---- STUDY TEXT

Economic insight provided by Alberta Central Chief Economist Charles St-Arnaud. 

Bottom line

Retail sales rose in August after some weakness in July. Nevertheless, with the preliminary estimate suggesting a decline in September, retail sales likely peaked in June. So far this year, retail sales have mainly increased because of inflation. In real terms, or adjusted for inflation, retail sales are little changed. This suggests that consumers are not increasing their consumption level.

The outlook for retail sales and consumer spending more broadly remains  tilted to the downside. On one side, consumers’ finances are being squeezed by an erosion in purchasing power due to high inflation and rising interest rates (see The Great Consumer Squeeze for more details on how those factors affect households). On the other side, households have accumulated a significant amount of saving during the pandemic. So far, it seems households are using their accumulated savings to maintain their spending levels and compensate for the higher cost of living, rather than increase it.

In Alberta, retail sales have outperformed slightly relative to the rest of the country over the past year. However, we note that core retail sales, excluding motor vehicle dealers and gasoline stations, have been stronger than in other parts of Canada in recent months, suggesting some softening consumer spending in the province. It is too soon to say whether this situation will persist. We also note continued divergence in retail sales between the metropolitan areas and the rest of the province, with sales stronger in Calgary and Edmonton so far this year. This could be explained by more robust employment gains relative to the rest of the province in the metropolitan areas.

Retail sales rose 0.7% m-o-m in August. Compared to the same month last year, retail sales rose +7.0% y-o-y. Statistics Canada also reports that retail sales dropped by 0.5% m-o-m in September based on a preliminary estimate.

Monthly sales increased in 6 out of 11 subsectors. On the month, the rise in retail sales resulted mainly from higher sales at food stores (+2.4% m-o-m), motor vehicle and parts dealers (+0.6% m-o-m), health and personal care stores (+0.9% m-o-m), and sports and hobby stores (+5.0% m-o-m). In addition, Statistics Canada notes that the surge in spending on sporting goods in August was likely the result of the resumption of organized sports after a two-year hiatus due to the pandemic. These increases were partly offset by declines at general merchandise stores (-0.3% m-o-m), gasoline stations (-0.2% m-o-m) and clothing and footwear stores (-0.1% m-o-m). Core retail sales, which excludes motor vehicles and parts and gasoline stations, rose by 0.9% m-o-m (+7.4% y-o-y).

In volume terms (i.e. adjusted for inflation), retail sales increased by 1.1% in August (+0.5% y-o-y) and core retail sales are up by 0.4% on the month (+1.9% y-o-y). The increase in volume shows that higher inflation was only a minor source of growth in retail sales.

--------
---- SOURCE DATA

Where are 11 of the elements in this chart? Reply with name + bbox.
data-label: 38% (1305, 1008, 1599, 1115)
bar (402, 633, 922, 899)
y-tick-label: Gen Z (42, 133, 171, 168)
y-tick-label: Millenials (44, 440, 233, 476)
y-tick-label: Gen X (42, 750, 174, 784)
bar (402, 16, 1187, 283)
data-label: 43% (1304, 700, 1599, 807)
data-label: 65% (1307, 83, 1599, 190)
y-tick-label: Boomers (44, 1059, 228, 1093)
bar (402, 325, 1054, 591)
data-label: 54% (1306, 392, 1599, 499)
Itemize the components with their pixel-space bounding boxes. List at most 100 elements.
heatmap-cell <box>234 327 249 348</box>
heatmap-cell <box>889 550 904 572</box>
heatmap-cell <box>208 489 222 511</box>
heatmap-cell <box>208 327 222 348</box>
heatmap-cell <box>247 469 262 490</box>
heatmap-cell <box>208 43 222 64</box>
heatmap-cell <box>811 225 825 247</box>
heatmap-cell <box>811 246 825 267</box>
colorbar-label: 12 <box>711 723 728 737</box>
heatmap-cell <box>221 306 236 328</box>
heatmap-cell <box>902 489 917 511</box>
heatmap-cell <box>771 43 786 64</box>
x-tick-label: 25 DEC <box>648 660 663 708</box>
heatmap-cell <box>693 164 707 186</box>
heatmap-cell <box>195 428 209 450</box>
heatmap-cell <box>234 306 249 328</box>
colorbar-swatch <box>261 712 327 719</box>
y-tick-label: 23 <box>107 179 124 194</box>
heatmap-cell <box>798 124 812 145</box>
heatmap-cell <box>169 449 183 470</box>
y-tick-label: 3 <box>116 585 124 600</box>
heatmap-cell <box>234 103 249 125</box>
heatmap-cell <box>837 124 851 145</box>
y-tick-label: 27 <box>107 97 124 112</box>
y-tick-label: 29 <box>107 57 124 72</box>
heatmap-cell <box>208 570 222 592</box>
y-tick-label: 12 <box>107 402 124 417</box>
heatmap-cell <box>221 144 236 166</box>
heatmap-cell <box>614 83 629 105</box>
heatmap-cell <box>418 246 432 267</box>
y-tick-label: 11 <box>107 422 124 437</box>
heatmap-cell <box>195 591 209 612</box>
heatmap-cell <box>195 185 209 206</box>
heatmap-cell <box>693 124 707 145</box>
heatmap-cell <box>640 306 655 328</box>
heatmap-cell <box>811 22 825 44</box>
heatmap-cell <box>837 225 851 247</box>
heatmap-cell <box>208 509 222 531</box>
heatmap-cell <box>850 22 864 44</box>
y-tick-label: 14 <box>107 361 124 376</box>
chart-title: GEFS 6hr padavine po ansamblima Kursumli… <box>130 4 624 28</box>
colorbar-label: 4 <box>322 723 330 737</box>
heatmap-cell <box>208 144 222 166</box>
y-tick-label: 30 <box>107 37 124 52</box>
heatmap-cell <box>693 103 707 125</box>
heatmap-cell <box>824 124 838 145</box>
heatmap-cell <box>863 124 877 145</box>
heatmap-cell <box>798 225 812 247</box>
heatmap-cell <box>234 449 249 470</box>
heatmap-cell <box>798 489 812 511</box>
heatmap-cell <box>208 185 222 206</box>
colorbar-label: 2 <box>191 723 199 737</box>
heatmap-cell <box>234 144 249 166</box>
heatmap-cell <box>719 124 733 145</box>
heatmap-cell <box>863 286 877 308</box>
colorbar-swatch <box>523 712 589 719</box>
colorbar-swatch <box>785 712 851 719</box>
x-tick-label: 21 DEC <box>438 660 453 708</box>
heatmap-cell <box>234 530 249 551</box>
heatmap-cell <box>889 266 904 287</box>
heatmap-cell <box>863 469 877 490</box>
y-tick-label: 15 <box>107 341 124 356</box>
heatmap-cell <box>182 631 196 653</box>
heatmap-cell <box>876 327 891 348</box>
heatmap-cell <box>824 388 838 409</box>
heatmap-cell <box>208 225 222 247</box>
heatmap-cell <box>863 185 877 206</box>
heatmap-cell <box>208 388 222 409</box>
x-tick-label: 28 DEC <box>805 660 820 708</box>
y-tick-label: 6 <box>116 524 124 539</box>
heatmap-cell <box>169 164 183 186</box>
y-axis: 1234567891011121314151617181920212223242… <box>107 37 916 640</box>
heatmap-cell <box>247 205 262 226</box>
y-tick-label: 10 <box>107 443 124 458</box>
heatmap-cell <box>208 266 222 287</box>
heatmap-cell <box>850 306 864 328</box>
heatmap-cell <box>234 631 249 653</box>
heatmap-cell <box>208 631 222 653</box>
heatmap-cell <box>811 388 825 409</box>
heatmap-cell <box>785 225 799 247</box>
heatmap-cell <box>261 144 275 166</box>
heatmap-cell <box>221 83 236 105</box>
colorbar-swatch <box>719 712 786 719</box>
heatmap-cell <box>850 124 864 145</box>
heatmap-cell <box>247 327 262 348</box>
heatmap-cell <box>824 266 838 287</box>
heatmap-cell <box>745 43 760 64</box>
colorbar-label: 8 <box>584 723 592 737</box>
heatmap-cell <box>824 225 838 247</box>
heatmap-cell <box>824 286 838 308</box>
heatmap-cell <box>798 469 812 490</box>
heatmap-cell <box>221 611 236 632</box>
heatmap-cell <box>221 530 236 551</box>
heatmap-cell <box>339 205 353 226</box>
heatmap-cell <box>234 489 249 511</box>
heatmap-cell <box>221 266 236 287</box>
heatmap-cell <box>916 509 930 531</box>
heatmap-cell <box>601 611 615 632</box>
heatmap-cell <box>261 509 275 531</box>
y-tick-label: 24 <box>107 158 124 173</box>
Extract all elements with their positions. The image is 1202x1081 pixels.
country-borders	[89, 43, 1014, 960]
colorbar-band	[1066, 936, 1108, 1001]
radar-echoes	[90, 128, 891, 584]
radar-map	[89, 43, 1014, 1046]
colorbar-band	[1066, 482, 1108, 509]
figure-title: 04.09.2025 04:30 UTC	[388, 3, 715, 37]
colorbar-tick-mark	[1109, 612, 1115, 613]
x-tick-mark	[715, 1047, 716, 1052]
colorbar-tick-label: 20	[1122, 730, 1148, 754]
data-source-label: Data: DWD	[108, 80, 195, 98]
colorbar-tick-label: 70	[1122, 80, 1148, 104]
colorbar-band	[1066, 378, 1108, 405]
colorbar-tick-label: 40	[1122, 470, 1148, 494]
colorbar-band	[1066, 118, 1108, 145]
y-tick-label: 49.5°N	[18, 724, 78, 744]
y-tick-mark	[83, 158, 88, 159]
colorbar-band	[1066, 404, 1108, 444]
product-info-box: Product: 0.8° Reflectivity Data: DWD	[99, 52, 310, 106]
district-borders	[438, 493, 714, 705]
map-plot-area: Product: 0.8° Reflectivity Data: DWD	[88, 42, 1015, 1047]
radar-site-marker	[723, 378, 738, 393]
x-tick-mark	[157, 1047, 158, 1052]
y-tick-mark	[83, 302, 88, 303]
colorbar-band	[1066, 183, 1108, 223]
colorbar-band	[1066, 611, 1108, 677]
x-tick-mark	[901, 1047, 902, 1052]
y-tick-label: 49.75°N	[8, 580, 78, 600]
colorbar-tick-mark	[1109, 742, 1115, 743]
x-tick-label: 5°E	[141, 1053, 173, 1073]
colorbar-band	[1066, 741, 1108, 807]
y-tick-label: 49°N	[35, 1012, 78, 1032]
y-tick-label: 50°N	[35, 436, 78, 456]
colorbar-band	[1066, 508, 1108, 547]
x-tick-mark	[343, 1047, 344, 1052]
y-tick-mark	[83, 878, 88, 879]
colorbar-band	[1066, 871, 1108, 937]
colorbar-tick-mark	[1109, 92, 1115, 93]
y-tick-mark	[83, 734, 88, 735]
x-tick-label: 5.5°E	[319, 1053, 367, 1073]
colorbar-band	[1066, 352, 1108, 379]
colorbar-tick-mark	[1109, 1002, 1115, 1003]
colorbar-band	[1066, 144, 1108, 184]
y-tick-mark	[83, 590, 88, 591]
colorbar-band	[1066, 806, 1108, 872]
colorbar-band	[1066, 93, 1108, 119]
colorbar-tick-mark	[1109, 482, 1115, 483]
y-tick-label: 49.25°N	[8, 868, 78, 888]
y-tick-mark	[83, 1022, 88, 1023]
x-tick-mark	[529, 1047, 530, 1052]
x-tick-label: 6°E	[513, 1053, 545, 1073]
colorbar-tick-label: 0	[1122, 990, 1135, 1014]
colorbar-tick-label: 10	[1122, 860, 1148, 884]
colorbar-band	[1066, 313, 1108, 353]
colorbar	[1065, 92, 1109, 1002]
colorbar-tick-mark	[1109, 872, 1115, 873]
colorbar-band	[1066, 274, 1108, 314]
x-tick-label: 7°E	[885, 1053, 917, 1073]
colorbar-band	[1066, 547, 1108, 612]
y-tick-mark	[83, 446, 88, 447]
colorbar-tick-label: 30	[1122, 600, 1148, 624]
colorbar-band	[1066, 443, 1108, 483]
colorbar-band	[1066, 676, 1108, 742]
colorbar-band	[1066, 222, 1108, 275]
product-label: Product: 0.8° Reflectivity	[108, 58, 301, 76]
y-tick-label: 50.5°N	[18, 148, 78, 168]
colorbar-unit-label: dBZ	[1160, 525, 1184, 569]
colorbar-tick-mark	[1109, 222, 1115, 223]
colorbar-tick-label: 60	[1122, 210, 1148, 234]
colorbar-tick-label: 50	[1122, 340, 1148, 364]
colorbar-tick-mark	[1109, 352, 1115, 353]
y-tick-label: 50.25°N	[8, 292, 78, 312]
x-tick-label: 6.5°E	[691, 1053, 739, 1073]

--------

▸ TASKS TO CARRY OUT:
• 1. Translate this sentence from the retail sales commentary into Spanish: "So far this year, retail sales have mainly increased because of inflation."
• 2. In the retail sales commentary, turn the paragraph starting "Monthly sales increased in 6 out of 11 subsectors" into a short bulleted list that keeps its main facts.
• 3. Carry on the retail sales commentary from its final sentence.
The lines have nothing to do with the text.

▸ RESULTS FOR THE EXERCISE:
• 1. En lo que va del año, las ventas minoristas han aumentado principalmente debido a la inflación.

• 2.
- Sales rose in 6 of 11 subsectors.
- The main gains came from food stores (+2.4% m-o-m), motor vehicle and parts dealers (+0.6% m-o-m), health and personal care stores (+0.9% m-o-m), and sports and hobby stores (+5.0% m-o-m).
- Statistics Canada says the August jump in sporting goods spending was likely due to organized sports resuming after a two-year pandemic break.
- Declines partly offset these gains: general merchandise stores (-0.3% m-o-m), gasoline stations (-0.2% m-o-m), and clothing and footwear stores (-0.1% m-o-m).
- Core retail sales, which leave out motor vehicles and parts and gasoline stations, rose 0.9% m-o-m (+7.4% y-o-y).

• 3.
In Alberta, retail sales were flat in August (+9.7% y-o-y). Retail sales were mixed across sectors. Big decline at gasoline stations (-8.7% m-o-m), clothing and footwear stores (-5.9% m-o-m), and general merchandise stores (-2.3% m-o-m) were offset by strong gains at motor vehicle and parts dealers (+9.3% m-o-m), building material and garden centres (+8.1% m-o-m) and health and personal care stores (+6.6% m-o-m).

Core retail sales declined by 1.9% m-o-m (+3.9% y-o-y) in August. Although there are no official volume details at the provincial level, we estimate that retail sales volumes in the province rose by 0.3% m-o-m (+2.9% y-o-y).

Statistics Canada has recently started to release retail sales numbers for Calgary and Edmonton. The data shows some small divergence between regions. As such, retail sales in Edmonton increased 19.2% y-o-y (10.9% YTD), while its was weaker in Calgary (+9.0% y-o-y and 7.1% YTD) and the rest of the province (+6.5% y-o-y, +1.5% YTD). The relative volatility in the data makes it hard to determine the exact cause of divergences in retail sales between regions. However, the recent employment reports suggest that the recovery in the labour market has been stronger in Calgary and Edmonton over the past year than in the rest of the province and could explain part of the outperformance of the metropolitan areas.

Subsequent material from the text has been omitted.